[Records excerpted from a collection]
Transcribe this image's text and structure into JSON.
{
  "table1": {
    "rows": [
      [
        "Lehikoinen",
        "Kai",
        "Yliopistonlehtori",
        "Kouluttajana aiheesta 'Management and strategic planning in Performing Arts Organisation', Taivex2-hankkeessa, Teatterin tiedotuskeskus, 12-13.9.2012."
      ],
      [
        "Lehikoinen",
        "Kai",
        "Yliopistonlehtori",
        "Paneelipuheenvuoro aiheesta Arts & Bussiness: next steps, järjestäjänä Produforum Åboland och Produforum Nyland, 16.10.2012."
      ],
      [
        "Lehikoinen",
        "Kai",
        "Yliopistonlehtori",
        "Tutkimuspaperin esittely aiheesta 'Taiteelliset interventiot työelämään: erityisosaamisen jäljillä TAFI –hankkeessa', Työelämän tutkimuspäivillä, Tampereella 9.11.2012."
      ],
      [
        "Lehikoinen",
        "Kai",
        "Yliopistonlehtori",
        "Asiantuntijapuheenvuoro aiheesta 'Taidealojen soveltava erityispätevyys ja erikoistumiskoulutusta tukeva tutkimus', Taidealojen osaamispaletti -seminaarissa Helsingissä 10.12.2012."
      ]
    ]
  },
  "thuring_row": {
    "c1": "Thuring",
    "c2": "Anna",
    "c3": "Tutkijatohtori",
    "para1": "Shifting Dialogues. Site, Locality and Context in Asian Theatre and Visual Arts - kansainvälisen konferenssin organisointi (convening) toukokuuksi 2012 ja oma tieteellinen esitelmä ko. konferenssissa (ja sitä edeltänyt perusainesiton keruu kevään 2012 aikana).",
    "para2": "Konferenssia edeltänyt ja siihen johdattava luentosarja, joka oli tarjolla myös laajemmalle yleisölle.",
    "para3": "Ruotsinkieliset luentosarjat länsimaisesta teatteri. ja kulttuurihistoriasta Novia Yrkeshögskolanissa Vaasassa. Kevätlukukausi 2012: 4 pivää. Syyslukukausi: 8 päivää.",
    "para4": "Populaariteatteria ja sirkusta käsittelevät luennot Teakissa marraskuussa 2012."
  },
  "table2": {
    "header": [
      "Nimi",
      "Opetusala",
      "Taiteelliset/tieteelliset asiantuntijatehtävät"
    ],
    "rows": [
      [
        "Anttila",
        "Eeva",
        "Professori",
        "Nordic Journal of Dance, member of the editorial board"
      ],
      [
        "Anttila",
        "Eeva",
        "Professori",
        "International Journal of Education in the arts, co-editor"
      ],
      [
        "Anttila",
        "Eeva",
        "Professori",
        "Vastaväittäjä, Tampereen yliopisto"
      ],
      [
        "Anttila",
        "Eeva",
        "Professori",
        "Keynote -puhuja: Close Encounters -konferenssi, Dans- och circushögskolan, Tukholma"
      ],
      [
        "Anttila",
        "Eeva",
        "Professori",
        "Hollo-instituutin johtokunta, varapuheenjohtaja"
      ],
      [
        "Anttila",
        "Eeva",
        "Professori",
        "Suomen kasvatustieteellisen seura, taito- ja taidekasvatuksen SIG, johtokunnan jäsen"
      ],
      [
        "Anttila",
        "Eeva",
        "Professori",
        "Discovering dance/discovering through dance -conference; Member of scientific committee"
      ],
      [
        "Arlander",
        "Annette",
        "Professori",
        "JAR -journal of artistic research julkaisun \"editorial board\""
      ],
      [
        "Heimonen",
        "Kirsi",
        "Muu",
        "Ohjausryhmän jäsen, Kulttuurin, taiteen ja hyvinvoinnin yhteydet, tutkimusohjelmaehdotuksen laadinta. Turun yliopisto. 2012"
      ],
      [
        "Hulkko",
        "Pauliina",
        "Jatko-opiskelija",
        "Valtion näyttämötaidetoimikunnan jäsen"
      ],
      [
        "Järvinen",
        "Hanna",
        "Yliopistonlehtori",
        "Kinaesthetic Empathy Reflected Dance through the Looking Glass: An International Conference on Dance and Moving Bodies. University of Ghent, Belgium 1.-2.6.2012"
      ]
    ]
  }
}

**Written instruction:** Gather and return every line that holds the string "board".

**Response for this exercise:**
        "Nordic Journal of Dance, member of the editorial board"
        "JAR -journal of artistic research julkaisun \"editorial board\""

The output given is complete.